» **Prompt**: Gather all lines from the material that contain "text".

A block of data

++++

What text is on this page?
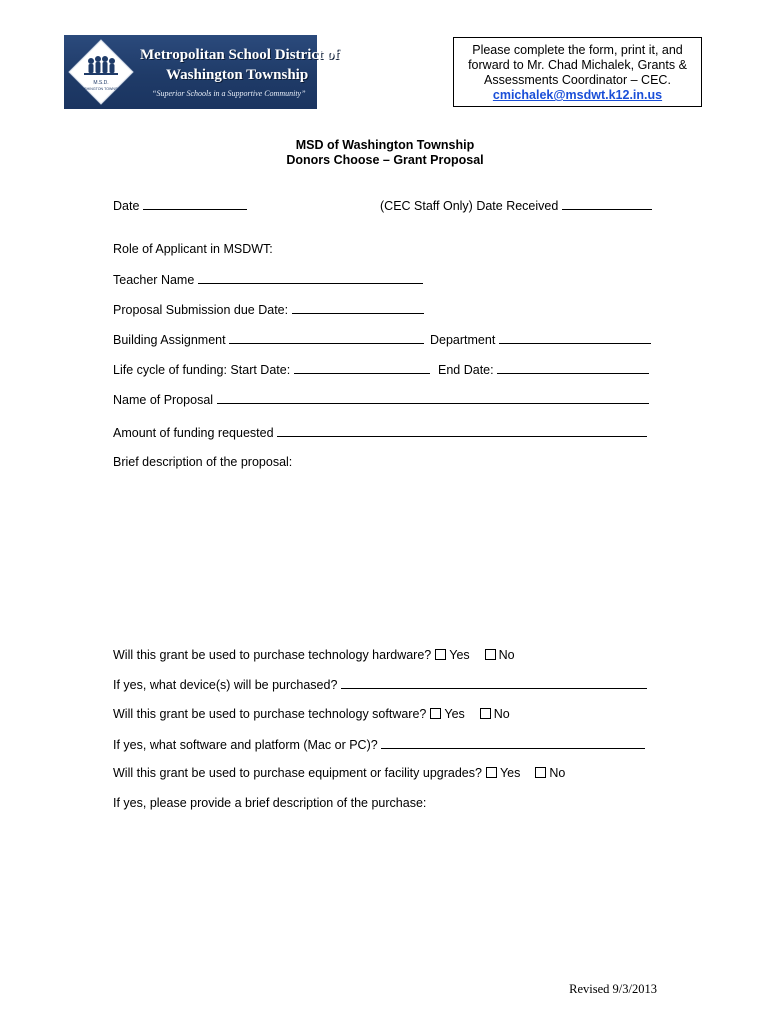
M.S.D.
WASHINGTON TOWNSHIP
Metropolitan School District of
Washington Township
“Superior Schools in a Supportive Community”
Please complete the form, print it, and
forward to Mr. Chad Michalek, Grants &
Assessments Coordinator – CEC.
cmichalek@msdwt.k12.in.us
MSD of Washington Township
Donors Choose – Grant Proposal
Date	(CEC Staff Only) Date Received
Role of Applicant in MSDWT:
Teacher Name
Proposal Submission due Date:
Building Assignment	Department
Life cycle of funding: Start Date:	End Date:
Name of Proposal
Amount of funding requested
Brief description of the proposal:
Will this grant be used to purchase technology hardware? Yes No
If yes, what device(s) will be purchased?
Will this grant be used to purchase technology software? Yes No
If yes, what software and platform (Mac or PC)?
Will this grant be used to purchase equipment or facility upgrades? Yes No
If yes, please provide a brief description of the purchase:
Revised 9/3/2013
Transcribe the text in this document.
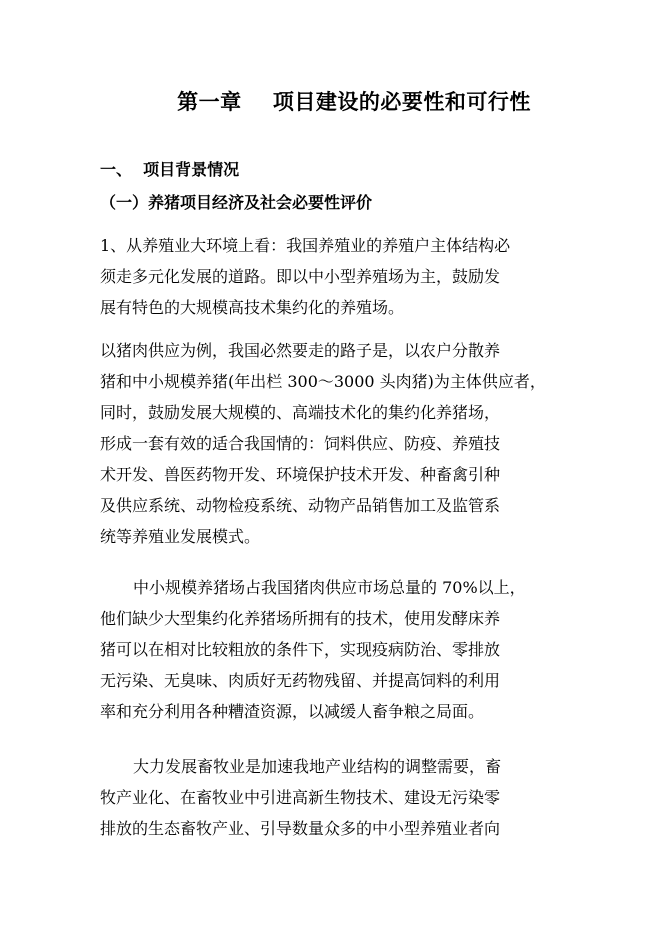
第一章    项目建设的必要性和可行性
一、  项目背景情况
（一）养猪项目经济及社会必要性评价
1、从养殖业大环境上看：我国养殖业的养殖户主体结构必
须走多元化发展的道路。即以中小型养殖场为主，鼓励发
展有特色的大规模高技术集约化的养殖场。
以猪肉供应为例，我国必然要走的路子是，以农户分散养
猪和中小规模养猪(年出栏 300～3000 头肉猪)为主体供应者，
同时，鼓励发展大规模的、高端技术化的集约化养猪场，
形成一套有效的适合我国情的：饲料供应、防疫、养殖技
术开发、兽医药物开发、环境保护技术开发、种畜禽引种
及供应系统、动物检疫系统、动物产品销售加工及监管系
统等养殖业发展模式。
中小规模养猪场占我国猪肉供应市场总量的 70%以上，
他们缺少大型集约化养猪场所拥有的技术，使用发酵床养
猪可以在相对比较粗放的条件下，实现疫病防治、零排放
无污染、无臭味、肉质好无药物残留、并提高饲料的利用
率和充分利用各种糟渣资源，以减缓人畜争粮之局面。
大力发展畜牧业是加速我地产业结构的调整需要，畜
牧产业化、在畜牧业中引进高新生物技术、建设无污染零
排放的生态畜牧产业、引导数量众多的中小型养殖业者向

++++

» **Task answer**:
What text is on this page?
Transcribe the text in this document.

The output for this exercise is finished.